Check each line of the entries below for the string "Site"; copy every line where it appears.

::::::

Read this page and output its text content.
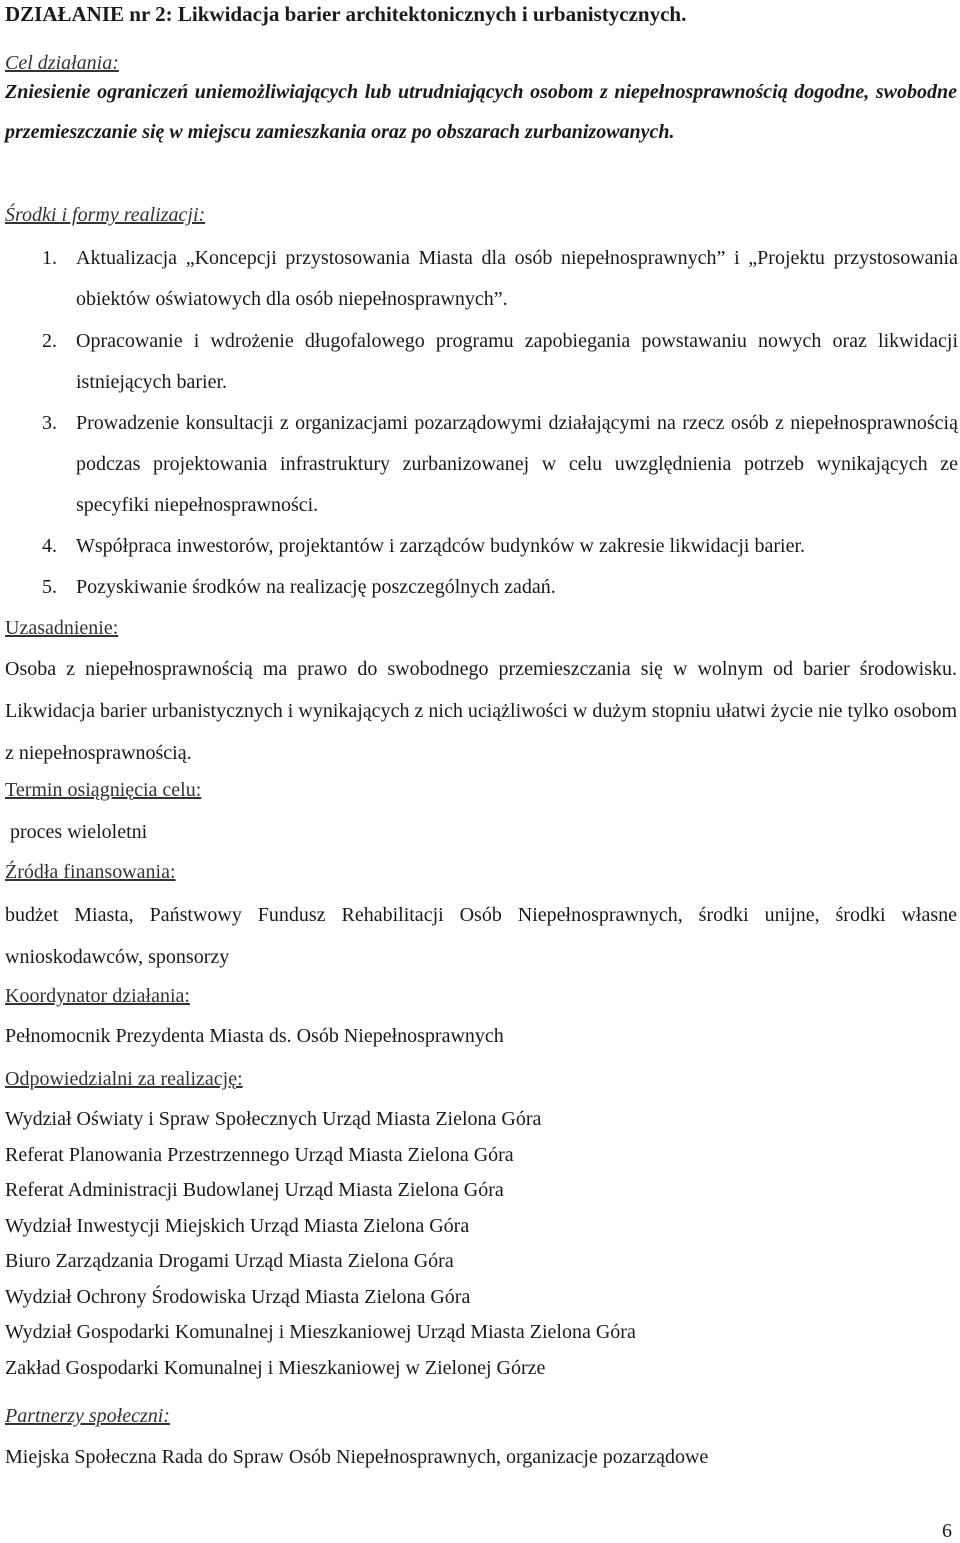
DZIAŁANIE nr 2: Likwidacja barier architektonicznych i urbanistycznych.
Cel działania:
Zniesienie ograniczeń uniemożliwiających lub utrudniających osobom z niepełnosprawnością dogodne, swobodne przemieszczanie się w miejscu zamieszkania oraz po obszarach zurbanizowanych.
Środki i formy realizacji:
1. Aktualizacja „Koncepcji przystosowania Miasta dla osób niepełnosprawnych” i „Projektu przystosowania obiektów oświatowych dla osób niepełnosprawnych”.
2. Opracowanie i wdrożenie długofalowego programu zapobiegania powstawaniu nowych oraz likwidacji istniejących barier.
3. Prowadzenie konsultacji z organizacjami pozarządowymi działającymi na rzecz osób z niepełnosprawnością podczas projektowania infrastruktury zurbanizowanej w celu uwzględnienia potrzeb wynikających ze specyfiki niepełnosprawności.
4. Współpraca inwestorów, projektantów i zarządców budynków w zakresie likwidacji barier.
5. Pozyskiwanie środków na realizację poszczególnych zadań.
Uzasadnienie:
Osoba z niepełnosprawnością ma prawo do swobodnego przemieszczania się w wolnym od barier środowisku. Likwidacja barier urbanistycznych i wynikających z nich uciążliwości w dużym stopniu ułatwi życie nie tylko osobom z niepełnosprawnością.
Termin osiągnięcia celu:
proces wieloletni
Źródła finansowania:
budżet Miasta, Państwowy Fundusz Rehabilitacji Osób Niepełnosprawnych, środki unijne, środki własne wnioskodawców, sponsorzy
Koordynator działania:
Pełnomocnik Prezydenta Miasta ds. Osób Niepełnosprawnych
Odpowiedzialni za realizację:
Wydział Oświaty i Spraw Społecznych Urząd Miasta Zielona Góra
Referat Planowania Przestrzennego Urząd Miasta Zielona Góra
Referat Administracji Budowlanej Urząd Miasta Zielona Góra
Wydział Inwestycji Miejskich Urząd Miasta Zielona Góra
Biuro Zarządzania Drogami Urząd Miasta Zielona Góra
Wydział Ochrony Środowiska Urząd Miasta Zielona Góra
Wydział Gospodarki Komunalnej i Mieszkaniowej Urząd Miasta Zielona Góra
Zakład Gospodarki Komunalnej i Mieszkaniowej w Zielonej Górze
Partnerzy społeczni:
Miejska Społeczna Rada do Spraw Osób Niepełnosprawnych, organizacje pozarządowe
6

::::::

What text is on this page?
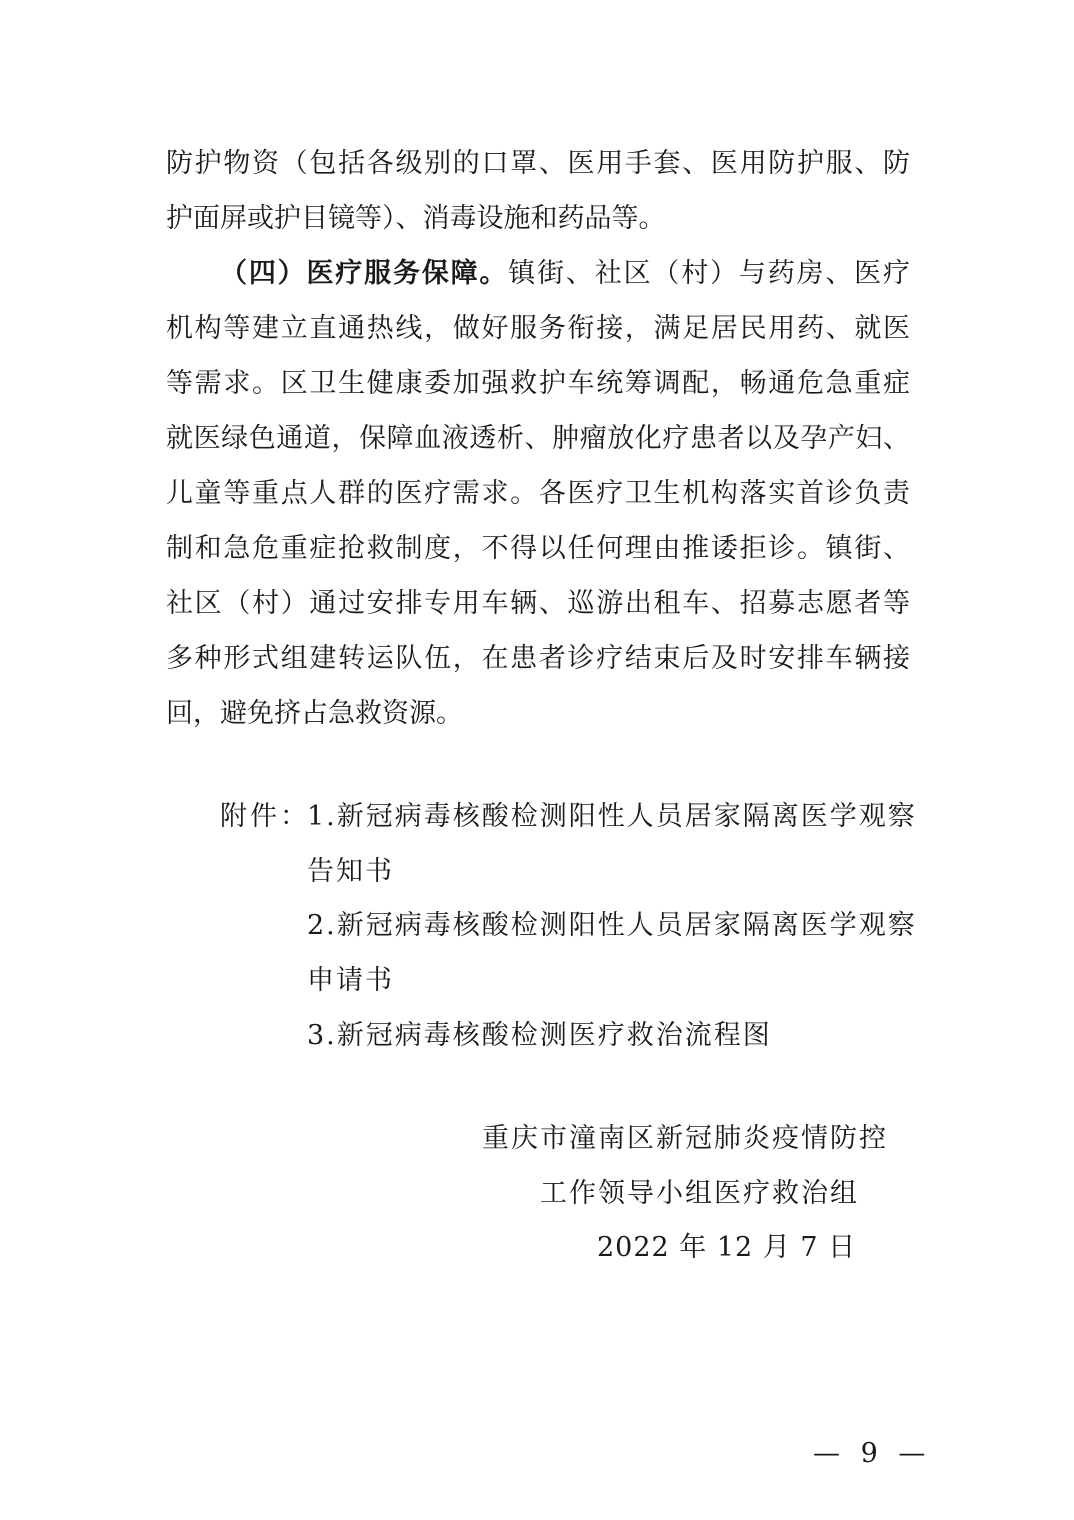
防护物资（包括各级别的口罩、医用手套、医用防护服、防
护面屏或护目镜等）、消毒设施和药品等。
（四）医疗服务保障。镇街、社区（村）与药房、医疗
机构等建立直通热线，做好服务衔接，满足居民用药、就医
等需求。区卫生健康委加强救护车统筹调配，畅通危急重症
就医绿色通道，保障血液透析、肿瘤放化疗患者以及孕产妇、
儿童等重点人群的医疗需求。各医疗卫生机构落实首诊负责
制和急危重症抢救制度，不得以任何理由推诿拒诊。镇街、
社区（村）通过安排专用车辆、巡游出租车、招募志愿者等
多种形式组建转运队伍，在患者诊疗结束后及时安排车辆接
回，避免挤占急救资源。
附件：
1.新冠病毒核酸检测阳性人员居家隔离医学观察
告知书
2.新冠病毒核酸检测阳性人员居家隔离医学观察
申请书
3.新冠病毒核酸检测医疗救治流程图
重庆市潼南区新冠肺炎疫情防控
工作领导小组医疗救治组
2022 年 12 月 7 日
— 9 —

::::::

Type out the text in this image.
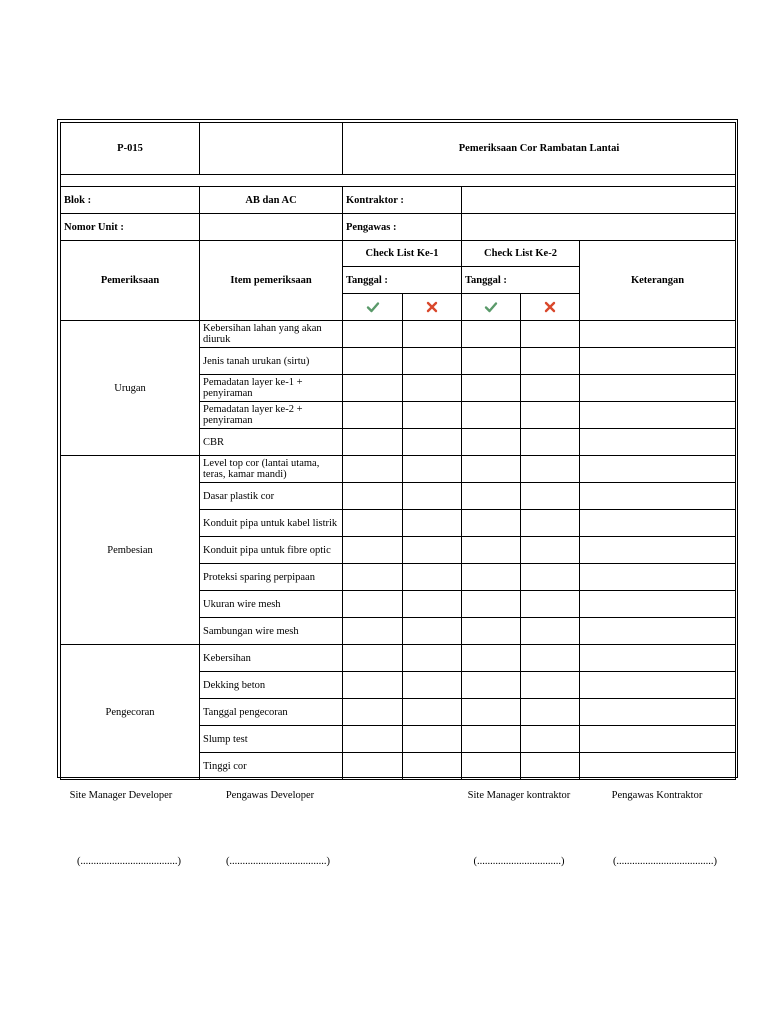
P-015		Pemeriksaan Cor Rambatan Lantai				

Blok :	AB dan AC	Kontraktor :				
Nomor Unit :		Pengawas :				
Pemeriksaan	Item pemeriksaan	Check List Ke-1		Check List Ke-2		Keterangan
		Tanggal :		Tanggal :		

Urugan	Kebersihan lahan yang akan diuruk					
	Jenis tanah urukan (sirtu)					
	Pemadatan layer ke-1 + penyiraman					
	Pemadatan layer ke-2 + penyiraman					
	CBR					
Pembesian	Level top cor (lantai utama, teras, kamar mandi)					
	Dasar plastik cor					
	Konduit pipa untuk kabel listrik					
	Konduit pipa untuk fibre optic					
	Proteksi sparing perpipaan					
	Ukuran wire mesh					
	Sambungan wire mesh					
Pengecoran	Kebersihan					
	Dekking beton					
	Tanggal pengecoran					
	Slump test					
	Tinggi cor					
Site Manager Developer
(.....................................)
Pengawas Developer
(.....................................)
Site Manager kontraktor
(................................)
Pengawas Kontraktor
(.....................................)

::::::

RESULT OF THIS EXERCISE:
Site Manager Developer
Site Manager kontraktor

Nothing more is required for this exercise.